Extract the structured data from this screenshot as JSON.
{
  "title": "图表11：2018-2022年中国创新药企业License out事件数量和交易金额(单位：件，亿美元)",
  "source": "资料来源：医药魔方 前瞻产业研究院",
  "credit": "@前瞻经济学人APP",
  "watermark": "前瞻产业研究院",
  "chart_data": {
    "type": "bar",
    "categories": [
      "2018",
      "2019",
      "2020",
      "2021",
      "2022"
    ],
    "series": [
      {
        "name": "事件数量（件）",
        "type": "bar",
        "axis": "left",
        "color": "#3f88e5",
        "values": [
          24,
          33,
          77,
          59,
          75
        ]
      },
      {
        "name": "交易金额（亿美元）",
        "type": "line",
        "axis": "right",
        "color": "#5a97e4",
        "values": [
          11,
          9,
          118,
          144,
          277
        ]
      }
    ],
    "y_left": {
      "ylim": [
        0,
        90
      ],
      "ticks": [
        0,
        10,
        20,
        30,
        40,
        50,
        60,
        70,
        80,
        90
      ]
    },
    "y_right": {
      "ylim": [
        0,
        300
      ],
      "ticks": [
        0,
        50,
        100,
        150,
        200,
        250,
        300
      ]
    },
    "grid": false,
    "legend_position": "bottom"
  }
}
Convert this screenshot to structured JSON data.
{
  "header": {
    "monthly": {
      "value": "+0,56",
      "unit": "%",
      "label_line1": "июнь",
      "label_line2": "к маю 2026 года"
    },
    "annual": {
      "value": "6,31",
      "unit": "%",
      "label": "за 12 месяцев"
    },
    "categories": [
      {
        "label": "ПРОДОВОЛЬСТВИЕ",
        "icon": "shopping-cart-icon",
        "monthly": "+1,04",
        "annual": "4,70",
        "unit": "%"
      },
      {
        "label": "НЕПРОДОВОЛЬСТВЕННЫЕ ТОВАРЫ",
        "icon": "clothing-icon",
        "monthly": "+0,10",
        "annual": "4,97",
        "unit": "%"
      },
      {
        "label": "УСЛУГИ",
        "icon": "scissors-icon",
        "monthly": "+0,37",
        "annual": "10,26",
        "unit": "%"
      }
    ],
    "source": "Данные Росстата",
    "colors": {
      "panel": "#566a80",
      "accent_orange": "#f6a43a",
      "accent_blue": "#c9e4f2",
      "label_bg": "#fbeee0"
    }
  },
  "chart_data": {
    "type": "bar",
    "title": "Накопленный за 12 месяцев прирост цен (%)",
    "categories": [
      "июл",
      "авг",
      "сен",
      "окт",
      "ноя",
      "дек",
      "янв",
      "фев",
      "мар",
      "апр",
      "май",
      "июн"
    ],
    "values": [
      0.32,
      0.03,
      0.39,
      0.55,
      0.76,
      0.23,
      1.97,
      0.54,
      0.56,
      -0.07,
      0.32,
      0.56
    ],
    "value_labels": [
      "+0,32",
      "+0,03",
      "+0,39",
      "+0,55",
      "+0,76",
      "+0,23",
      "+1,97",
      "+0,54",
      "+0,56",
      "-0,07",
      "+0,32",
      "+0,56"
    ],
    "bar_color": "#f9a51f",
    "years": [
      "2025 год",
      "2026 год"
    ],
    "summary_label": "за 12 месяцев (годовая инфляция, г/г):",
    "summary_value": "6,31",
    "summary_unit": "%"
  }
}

━━━━━━━━━━━━━━━━━━━━

▶ **Your goal**
Above are the records; retype them all without a single difference.

▶ **Output for this task**
Extract the structured data from this screenshot as JSON.
{
  "title": "图表11：2018-2022年中国创新药企业License out事件数量和交易金额(单位：件，亿美元)",
  "source": "资料来源：医药魔方 前瞻产业研究院",
  "credit": "@前瞻经济学人APP",
  "watermark": "前瞻产业研究院",
  "chart_data": {
    "type": "bar",
    "categories": [
      "2018",
      "2019",
      "2020",
      "2021",
      "2022"
    ],
    "series": [
      {
        "name": "事件数量（件）",
        "type": "bar",
        "axis": "left",
        "color": "#3f88e5",
        "values": [
          24,
          33,
          77,
          59,
          75
        ]
      },
      {
        "name": "交易金额（亿美元）",
        "type": "line",
        "axis": "right",
        "color": "#5a97e4",
        "values": [
          11,
          9,
          118,
          144,
          277
        ]
      }
    ],
    "y_left": {
      "ylim": [
        0,
        90
      ],
      "ticks": [
        0,
        10,
        20,
        30,
        40,
        50,
        60,
        70,
        80,
        90
      ]
    },
    "y_right": {
      "ylim": [
        0,
        300
      ],
      "ticks": [
        0,
        50,
        100,
        150,
        200,
        250,
        300
      ]
    },
    "grid": false,
    "legend_position": "bottom"
  }
}
Convert this screenshot to structured JSON data.
{
  "header": {
    "monthly": {
      "value": "+0,56",
      "unit": "%",
      "label_line1": "июнь",
      "label_line2": "к маю 2026 года"
    },
    "annual": {
      "value": "6,31",
      "unit": "%",
      "label": "за 12 месяцев"
    },
    "categories": [
      {
        "label": "ПРОДОВОЛЬСТВИЕ",
        "icon": "shopping-cart-icon",
        "monthly": "+1,04",
        "annual": "4,70",
        "unit": "%"
      },
      {
        "label": "НЕПРОДОВОЛЬСТВЕННЫЕ ТОВАРЫ",
        "icon": "clothing-icon",
        "monthly": "+0,10",
        "annual": "4,97",
        "unit": "%"
      },
      {
        "label": "УСЛУГИ",
        "icon": "scissors-icon",
        "monthly": "+0,37",
        "annual": "10,26",
        "unit": "%"
      }
    ],
    "source": "Данные Росстата",
    "colors": {
      "panel": "#566a80",
      "accent_orange": "#f6a43a",
      "accent_blue": "#c9e4f2",
      "label_bg": "#fbeee0"
    }
  },
  "chart_data": {
    "type": "bar",
    "title": "Накопленный за 12 месяцев прирост цен (%)",
    "categories": [
      "июл",
      "авг",
      "сен",
      "окт",
      "ноя",
      "дек",
      "янв",
      "фев",
      "мар",
      "апр",
      "май",
      "июн"
    ],
    "values": [
      0.32,
      0.03,
      0.39,
      0.55,
      0.76,
      0.23,
      1.97,
      0.54,
      0.56,
      -0.07,
      0.32,
      0.56
    ],
    "value_labels": [
      "+0,32",
      "+0,03",
      "+0,39",
      "+0,55",
      "+0,76",
      "+0,23",
      "+1,97",
      "+0,54",
      "+0,56",
      "-0,07",
      "+0,32",
      "+0,56"
    ],
    "bar_color": "#f9a51f",
    "years": [
      "2025 год",
      "2026 год"
    ],
    "summary_label": "за 12 месяцев (годовая инфляция, г/г):",
    "summary_value": "6,31",
    "summary_unit": "%"
  }
}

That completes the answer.